▶ **DIRECTION**
Transcribe the records below exactly, leaving out any pictures.

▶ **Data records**
※

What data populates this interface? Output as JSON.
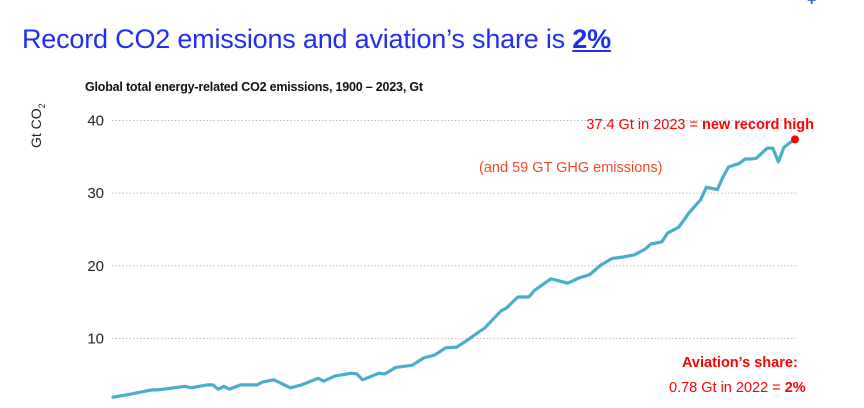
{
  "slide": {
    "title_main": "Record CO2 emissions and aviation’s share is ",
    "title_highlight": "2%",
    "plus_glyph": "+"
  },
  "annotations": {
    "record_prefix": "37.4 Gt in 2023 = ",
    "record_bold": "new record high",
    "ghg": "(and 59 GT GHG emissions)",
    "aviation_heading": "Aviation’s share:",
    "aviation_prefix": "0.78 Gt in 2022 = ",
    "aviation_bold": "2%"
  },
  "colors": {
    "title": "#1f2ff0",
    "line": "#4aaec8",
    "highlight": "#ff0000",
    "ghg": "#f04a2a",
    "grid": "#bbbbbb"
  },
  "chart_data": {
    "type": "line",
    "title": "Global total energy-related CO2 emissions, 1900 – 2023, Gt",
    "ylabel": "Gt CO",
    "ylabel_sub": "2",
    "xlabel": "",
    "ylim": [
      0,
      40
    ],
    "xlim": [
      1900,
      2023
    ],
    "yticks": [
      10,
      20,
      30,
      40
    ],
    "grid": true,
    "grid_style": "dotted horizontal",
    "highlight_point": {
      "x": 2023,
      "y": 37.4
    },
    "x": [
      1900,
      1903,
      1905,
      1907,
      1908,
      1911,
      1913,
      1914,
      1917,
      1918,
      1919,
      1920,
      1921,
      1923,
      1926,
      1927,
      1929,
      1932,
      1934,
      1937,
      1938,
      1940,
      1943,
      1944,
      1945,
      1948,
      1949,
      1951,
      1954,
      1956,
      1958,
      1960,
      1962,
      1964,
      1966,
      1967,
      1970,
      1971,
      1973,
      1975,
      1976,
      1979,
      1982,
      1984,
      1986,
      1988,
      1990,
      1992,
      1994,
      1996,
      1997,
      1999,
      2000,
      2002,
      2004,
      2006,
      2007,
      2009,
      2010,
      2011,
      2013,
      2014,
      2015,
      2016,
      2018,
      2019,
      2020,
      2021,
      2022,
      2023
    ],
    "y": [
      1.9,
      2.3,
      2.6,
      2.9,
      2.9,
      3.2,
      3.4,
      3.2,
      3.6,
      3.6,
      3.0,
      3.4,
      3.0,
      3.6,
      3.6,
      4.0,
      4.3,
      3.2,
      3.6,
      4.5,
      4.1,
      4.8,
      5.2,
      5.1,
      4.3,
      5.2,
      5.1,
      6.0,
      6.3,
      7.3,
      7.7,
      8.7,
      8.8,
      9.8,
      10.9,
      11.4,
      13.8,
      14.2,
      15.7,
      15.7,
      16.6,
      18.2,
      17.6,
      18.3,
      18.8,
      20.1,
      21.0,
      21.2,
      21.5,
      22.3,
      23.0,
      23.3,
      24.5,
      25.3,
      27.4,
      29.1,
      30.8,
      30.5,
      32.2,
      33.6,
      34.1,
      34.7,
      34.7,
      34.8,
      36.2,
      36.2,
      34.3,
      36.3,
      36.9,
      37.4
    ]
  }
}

※

▶ **FULL SOLUTION**
What data populates this interface? Output as JSON.
{
  "slide": {
    "title_main": "Record CO2 emissions and aviation’s share is ",
    "title_highlight": "2%",
    "plus_glyph": "+"
  },
  "annotations": {
    "record_prefix": "37.4 Gt in 2023 = ",
    "record_bold": "new record high",
    "ghg": "(and 59 GT GHG emissions)",
    "aviation_heading": "Aviation’s share:",
    "aviation_prefix": "0.78 Gt in 2022 = ",
    "aviation_bold": "2%"
  },
  "colors": {
    "title": "#1f2ff0",
    "line": "#4aaec8",
    "highlight": "#ff0000",
    "ghg": "#f04a2a",
    "grid": "#bbbbbb"
  },
  "chart_data": {
    "type": "line",
    "title": "Global total energy-related CO2 emissions, 1900 – 2023, Gt",
    "ylabel": "Gt CO",
    "ylabel_sub": "2",
    "xlabel": "",
    "ylim": [
      0,
      40
    ],
    "xlim": [
      1900,
      2023
    ],
    "yticks": [
      10,
      20,
      30,
      40
    ],
    "grid": true,
    "grid_style": "dotted horizontal",
    "highlight_point": {
      "x": 2023,
      "y": 37.4
    },
    "x": [
      1900,
      1903,
      1905,
      1907,
      1908,
      1911,
      1913,
      1914,
      1917,
      1918,
      1919,
      1920,
      1921,
      1923,
      1926,
      1927,
      1929,
      1932,
      1934,
      1937,
      1938,
      1940,
      1943,
      1944,
      1945,
      1948,
      1949,
      1951,
      1954,
      1956,
      1958,
      1960,
      1962,
      1964,
      1966,
      1967,
      1970,
      1971,
      1973,
      1975,
      1976,
      1979,
      1982,
      1984,
      1986,
      1988,
      1990,
      1992,
      1994,
      1996,
      1997,
      1999,
      2000,
      2002,
      2004,
      2006,
      2007,
      2009,
      2010,
      2011,
      2013,
      2014,
      2015,
      2016,
      2018,
      2019,
      2020,
      2021,
      2022,
      2023
    ],
    "y": [
      1.9,
      2.3,
      2.6,
      2.9,
      2.9,
      3.2,
      3.4,
      3.2,
      3.6,
      3.6,
      3.0,
      3.4,
      3.0,
      3.6,
      3.6,
      4.0,
      4.3,
      3.2,
      3.6,
      4.5,
      4.1,
      4.8,
      5.2,
      5.1,
      4.3,
      5.2,
      5.1,
      6.0,
      6.3,
      7.3,
      7.7,
      8.7,
      8.8,
      9.8,
      10.9,
      11.4,
      13.8,
      14.2,
      15.7,
      15.7,
      16.6,
      18.2,
      17.6,
      18.3,
      18.8,
      20.1,
      21.0,
      21.2,
      21.5,
      22.3,
      23.0,
      23.3,
      24.5,
      25.3,
      27.4,
      29.1,
      30.8,
      30.5,
      32.2,
      33.6,
      34.1,
      34.7,
      34.7,
      34.8,
      36.2,
      36.2,
      34.3,
      36.3,
      36.9,
      37.4
    ]
  }
}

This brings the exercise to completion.